[DATA SUPPLIED]

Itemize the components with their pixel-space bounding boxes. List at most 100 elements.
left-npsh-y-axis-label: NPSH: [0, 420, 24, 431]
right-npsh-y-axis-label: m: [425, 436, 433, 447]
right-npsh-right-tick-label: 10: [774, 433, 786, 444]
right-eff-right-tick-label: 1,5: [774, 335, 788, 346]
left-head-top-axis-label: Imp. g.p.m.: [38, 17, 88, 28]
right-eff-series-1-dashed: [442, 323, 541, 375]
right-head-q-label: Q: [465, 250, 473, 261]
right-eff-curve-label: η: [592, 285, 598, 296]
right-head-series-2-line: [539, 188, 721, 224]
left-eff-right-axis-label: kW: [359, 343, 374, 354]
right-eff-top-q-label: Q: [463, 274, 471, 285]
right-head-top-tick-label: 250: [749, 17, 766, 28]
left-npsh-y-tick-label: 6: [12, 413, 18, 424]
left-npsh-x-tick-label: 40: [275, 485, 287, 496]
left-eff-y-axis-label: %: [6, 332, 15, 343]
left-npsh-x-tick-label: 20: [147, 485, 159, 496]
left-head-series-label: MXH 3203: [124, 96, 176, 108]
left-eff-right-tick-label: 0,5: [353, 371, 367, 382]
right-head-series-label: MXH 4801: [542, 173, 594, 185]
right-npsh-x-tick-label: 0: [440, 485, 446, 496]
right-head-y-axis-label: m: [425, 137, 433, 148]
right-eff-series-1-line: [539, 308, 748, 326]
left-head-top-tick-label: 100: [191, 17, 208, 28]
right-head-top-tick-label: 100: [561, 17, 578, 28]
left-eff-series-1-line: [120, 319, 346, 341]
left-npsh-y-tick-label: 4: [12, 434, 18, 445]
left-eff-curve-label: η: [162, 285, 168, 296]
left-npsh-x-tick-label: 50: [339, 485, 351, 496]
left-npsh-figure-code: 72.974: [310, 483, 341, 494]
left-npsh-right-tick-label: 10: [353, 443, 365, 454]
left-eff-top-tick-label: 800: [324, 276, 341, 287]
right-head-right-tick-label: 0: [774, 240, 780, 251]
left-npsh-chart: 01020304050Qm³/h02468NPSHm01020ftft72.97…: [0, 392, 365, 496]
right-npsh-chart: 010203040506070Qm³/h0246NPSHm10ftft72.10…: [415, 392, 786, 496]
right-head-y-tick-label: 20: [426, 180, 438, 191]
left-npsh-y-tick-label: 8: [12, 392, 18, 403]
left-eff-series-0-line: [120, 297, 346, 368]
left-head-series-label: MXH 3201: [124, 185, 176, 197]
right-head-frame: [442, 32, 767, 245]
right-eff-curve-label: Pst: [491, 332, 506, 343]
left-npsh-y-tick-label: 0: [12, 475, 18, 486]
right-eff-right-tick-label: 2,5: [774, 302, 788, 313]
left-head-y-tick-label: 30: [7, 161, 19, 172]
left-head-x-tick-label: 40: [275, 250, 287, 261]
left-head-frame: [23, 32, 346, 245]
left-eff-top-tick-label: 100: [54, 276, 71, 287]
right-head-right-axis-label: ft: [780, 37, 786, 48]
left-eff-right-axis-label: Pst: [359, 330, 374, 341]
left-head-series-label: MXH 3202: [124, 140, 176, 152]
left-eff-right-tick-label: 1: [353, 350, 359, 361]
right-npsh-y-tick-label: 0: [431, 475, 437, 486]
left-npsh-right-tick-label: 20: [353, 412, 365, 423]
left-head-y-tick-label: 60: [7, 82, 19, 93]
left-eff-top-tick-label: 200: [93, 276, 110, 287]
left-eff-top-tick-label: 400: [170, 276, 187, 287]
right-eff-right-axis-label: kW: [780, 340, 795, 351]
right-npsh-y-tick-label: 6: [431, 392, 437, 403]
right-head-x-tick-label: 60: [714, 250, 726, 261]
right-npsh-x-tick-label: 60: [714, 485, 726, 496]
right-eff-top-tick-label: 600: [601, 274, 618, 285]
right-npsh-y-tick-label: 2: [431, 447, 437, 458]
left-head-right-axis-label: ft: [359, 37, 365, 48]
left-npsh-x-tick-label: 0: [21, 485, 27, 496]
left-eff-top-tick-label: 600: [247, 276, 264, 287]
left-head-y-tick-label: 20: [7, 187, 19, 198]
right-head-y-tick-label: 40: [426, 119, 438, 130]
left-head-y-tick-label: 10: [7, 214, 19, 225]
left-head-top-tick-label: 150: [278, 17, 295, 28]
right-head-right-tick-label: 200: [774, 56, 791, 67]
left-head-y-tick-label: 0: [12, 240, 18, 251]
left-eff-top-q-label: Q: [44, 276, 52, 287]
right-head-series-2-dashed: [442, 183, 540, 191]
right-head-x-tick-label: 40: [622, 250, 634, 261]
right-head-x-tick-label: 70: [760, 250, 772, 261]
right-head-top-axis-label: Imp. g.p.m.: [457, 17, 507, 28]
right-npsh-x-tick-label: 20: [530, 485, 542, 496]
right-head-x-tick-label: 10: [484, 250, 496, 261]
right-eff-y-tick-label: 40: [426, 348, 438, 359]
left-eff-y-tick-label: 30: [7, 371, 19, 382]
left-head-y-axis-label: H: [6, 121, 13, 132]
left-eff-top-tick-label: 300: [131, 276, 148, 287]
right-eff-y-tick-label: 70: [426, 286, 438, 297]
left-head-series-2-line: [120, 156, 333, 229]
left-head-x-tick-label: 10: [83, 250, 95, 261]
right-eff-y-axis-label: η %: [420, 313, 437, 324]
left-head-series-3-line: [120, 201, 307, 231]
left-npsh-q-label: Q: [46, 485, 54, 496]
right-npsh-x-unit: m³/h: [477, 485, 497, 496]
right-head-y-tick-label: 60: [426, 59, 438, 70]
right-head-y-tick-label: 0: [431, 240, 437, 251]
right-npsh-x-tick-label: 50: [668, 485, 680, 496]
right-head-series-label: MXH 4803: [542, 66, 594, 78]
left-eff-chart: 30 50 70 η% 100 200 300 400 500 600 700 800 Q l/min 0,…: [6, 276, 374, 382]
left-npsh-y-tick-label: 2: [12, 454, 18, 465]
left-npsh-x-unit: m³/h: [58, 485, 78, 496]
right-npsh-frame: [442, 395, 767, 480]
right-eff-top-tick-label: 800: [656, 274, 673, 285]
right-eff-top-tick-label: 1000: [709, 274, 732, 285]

[SHORT PROBLEM] Locate every line in the material above that contains the string "dashed" and copy each of those lines in full.

[RESULT]
right-eff-series-1-dashed: [442, 323, 541, 375]
right-head-series-2-dashed: [442, 183, 540, 191]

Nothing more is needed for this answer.